▶ [Problem to solve] Below is a block of records; reproduce all of them exactly and leave out any pictures.

# # #

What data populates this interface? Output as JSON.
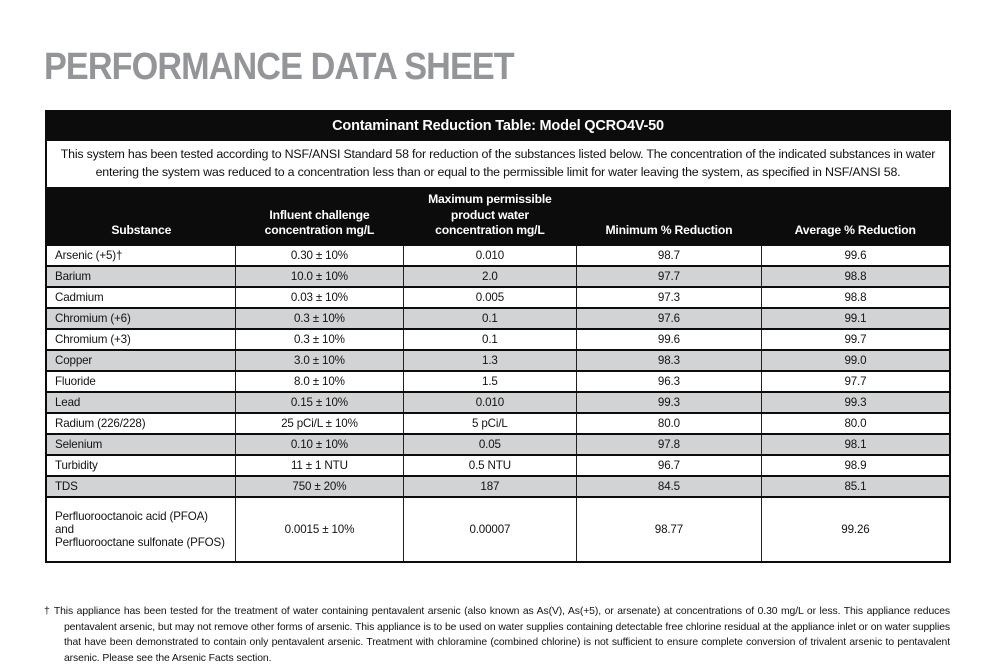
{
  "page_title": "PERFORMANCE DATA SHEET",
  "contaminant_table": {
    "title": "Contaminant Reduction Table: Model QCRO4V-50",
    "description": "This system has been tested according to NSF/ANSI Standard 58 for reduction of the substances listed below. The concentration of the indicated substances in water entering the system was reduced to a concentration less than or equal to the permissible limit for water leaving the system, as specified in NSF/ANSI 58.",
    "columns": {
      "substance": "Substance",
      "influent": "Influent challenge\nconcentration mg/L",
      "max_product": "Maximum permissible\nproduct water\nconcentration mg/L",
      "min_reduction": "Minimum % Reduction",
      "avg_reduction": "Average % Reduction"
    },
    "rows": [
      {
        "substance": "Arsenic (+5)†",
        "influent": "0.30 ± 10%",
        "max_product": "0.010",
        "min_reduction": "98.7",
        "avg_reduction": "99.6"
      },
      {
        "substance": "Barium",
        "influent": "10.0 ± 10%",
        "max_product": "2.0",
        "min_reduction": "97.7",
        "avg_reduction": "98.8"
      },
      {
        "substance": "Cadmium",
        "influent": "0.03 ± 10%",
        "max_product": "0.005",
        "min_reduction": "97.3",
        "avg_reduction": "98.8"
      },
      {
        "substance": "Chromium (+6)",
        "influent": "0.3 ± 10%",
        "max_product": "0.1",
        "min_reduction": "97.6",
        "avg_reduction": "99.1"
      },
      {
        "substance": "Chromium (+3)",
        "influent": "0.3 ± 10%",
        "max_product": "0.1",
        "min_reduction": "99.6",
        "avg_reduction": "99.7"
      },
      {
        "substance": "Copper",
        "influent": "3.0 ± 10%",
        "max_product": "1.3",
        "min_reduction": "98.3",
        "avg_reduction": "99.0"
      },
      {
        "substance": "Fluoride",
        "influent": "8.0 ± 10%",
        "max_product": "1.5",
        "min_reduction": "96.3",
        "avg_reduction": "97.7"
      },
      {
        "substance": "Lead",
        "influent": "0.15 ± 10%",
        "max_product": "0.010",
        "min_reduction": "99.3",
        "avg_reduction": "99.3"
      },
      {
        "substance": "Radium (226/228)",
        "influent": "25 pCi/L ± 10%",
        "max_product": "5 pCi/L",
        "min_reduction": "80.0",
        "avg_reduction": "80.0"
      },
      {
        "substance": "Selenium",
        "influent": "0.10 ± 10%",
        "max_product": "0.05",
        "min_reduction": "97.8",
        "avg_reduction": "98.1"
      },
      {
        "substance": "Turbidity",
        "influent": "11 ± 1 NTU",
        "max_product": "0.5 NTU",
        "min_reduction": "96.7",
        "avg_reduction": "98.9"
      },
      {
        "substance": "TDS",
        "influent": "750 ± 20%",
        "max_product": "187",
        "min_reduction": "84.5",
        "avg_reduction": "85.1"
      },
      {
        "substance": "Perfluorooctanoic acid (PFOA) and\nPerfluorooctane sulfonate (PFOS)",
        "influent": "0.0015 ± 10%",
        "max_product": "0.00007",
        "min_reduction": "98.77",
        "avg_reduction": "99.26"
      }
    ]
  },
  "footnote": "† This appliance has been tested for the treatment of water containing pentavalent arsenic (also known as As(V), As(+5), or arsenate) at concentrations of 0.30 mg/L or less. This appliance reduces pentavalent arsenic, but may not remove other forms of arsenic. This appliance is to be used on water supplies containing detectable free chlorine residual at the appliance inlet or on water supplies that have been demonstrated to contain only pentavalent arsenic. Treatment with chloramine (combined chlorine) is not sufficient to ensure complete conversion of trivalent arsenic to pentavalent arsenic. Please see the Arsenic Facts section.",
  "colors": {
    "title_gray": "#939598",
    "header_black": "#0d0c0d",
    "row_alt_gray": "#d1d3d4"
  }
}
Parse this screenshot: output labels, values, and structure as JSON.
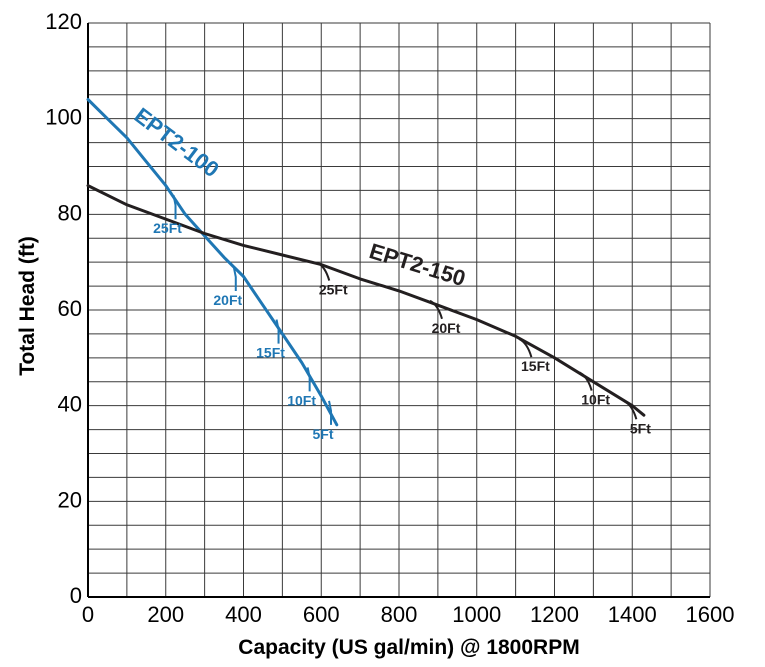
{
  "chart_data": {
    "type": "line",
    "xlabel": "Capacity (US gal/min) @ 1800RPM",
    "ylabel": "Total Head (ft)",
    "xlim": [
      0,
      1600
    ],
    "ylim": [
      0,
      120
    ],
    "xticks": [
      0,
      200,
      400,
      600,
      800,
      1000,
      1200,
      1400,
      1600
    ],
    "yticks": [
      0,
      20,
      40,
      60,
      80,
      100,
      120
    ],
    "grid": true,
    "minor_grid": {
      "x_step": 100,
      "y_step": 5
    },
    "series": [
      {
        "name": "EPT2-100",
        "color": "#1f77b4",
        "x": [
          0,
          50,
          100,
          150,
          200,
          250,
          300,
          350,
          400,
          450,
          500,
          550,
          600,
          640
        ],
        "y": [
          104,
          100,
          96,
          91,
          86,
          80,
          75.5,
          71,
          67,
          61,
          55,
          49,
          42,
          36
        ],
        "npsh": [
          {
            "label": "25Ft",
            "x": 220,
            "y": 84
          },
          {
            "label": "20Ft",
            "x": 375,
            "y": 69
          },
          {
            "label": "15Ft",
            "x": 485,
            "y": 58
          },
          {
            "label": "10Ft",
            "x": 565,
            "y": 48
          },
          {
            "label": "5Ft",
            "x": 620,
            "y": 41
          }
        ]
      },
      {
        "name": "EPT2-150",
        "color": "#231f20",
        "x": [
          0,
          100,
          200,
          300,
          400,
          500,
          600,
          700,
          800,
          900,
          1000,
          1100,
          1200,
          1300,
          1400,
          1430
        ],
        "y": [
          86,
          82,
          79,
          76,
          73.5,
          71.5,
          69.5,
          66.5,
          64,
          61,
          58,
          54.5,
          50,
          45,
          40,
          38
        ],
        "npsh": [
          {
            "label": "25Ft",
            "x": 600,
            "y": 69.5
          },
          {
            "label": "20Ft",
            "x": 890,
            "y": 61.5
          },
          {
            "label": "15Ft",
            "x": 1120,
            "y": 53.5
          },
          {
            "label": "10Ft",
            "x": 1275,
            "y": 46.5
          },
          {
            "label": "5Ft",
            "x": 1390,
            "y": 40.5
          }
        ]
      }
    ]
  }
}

# # #

▶ [Right answer]
What data populates this interface? Output as JSON.
{
  "page_title": "PERFORMANCE DATA SHEET",
  "contaminant_table": {
    "title": "Contaminant Reduction Table: Model QCRO4V-50",
    "description": "This system has been tested according to NSF/ANSI Standard 58 for reduction of the substances listed below. The concentration of the indicated substances in water entering the system was reduced to a concentration less than or equal to the permissible limit for water leaving the system, as specified in NSF/ANSI 58.",
    "columns": {
      "substance": "Substance",
      "influent": "Influent challenge\nconcentration mg/L",
      "max_product": "Maximum permissible\nproduct water\nconcentration mg/L",
      "min_reduction": "Minimum % Reduction",
      "avg_reduction": "Average % Reduction"
    },
    "rows": [
      {
        "substance": "Arsenic (+5)†",
        "influent": "0.30 ± 10%",
        "max_product": "0.010",
        "min_reduction": "98.7",
        "avg_reduction": "99.6"
      },
      {
        "substance": "Barium",
        "influent": "10.0 ± 10%",
        "max_product": "2.0",
        "min_reduction": "97.7",
        "avg_reduction": "98.8"
      },
      {
        "substance": "Cadmium",
        "influent": "0.03 ± 10%",
        "max_product": "0.005",
        "min_reduction": "97.3",
        "avg_reduction": "98.8"
      },
      {
        "substance": "Chromium (+6)",
        "influent": "0.3 ± 10%",
        "max_product": "0.1",
        "min_reduction": "97.6",
        "avg_reduction": "99.1"
      },
      {
        "substance": "Chromium (+3)",
        "influent": "0.3 ± 10%",
        "max_product": "0.1",
        "min_reduction": "99.6",
        "avg_reduction": "99.7"
      },
      {
        "substance": "Copper",
        "influent": "3.0 ± 10%",
        "max_product": "1.3",
        "min_reduction": "98.3",
        "avg_reduction": "99.0"
      },
      {
        "substance": "Fluoride",
        "influent": "8.0 ± 10%",
        "max_product": "1.5",
        "min_reduction": "96.3",
        "avg_reduction": "97.7"
      },
      {
        "substance": "Lead",
        "influent": "0.15 ± 10%",
        "max_product": "0.010",
        "min_reduction": "99.3",
        "avg_reduction": "99.3"
      },
      {
        "substance": "Radium (226/228)",
        "influent": "25 pCi/L ± 10%",
        "max_product": "5 pCi/L",
        "min_reduction": "80.0",
        "avg_reduction": "80.0"
      },
      {
        "substance": "Selenium",
        "influent": "0.10 ± 10%",
        "max_product": "0.05",
        "min_reduction": "97.8",
        "avg_reduction": "98.1"
      },
      {
        "substance": "Turbidity",
        "influent": "11 ± 1 NTU",
        "max_product": "0.5 NTU",
        "min_reduction": "96.7",
        "avg_reduction": "98.9"
      },
      {
        "substance": "TDS",
        "influent": "750 ± 20%",
        "max_product": "187",
        "min_reduction": "84.5",
        "avg_reduction": "85.1"
      },
      {
        "substance": "Perfluorooctanoic acid (PFOA) and\nPerfluorooctane sulfonate (PFOS)",
        "influent": "0.0015 ± 10%",
        "max_product": "0.00007",
        "min_reduction": "98.77",
        "avg_reduction": "99.26"
      }
    ]
  },
  "footnote": "† This appliance has been tested for the treatment of water containing pentavalent arsenic (also known as As(V), As(+5), or arsenate) at concentrations of 0.30 mg/L or less. This appliance reduces pentavalent arsenic, but may not remove other forms of arsenic. This appliance is to be used on water supplies containing detectable free chlorine residual at the appliance inlet or on water supplies that have been demonstrated to contain only pentavalent arsenic. Treatment with chloramine (combined chlorine) is not sufficient to ensure complete conversion of trivalent arsenic to pentavalent arsenic. Please see the Arsenic Facts section.",
  "colors": {
    "title_gray": "#939598",
    "header_black": "#0d0c0d",
    "row_alt_gray": "#d1d3d4"
  }
}
Parse this screenshot: output labels, values, and structure as JSON.
{
  "chart_data": {
    "type": "line",
    "xlabel": "Capacity (US gal/min) @ 1800RPM",
    "ylabel": "Total Head (ft)",
    "xlim": [
      0,
      1600
    ],
    "ylim": [
      0,
      120
    ],
    "xticks": [
      0,
      200,
      400,
      600,
      800,
      1000,
      1200,
      1400,
      1600
    ],
    "yticks": [
      0,
      20,
      40,
      60,
      80,
      100,
      120
    ],
    "grid": true,
    "minor_grid": {
      "x_step": 100,
      "y_step": 5
    },
    "series": [
      {
        "name": "EPT2-100",
        "color": "#1f77b4",
        "x": [
          0,
          50,
          100,
          150,
          200,
          250,
          300,
          350,
          400,
          450,
          500,
          550,
          600,
          640
        ],
        "y": [
          104,
          100,
          96,
          91,
          86,
          80,
          75.5,
          71,
          67,
          61,
          55,
          49,
          42,
          36
        ],
        "npsh": [
          {
            "label": "25Ft",
            "x": 220,
            "y": 84
          },
          {
            "label": "20Ft",
            "x": 375,
            "y": 69
          },
          {
            "label": "15Ft",
            "x": 485,
            "y": 58
          },
          {
            "label": "10Ft",
            "x": 565,
            "y": 48
          },
          {
            "label": "5Ft",
            "x": 620,
            "y": 41
          }
        ]
      },
      {
        "name": "EPT2-150",
        "color": "#231f20",
        "x": [
          0,
          100,
          200,
          300,
          400,
          500,
          600,
          700,
          800,
          900,
          1000,
          1100,
          1200,
          1300,
          1400,
          1430
        ],
        "y": [
          86,
          82,
          79,
          76,
          73.5,
          71.5,
          69.5,
          66.5,
          64,
          61,
          58,
          54.5,
          50,
          45,
          40,
          38
        ],
        "npsh": [
          {
            "label": "25Ft",
            "x": 600,
            "y": 69.5
          },
          {
            "label": "20Ft",
            "x": 890,
            "y": 61.5
          },
          {
            "label": "15Ft",
            "x": 1120,
            "y": 53.5
          },
          {
            "label": "10Ft",
            "x": 1275,
            "y": 46.5
          },
          {
            "label": "5Ft",
            "x": 1390,
            "y": 40.5
          }
        ]
      }
    ]
  }
}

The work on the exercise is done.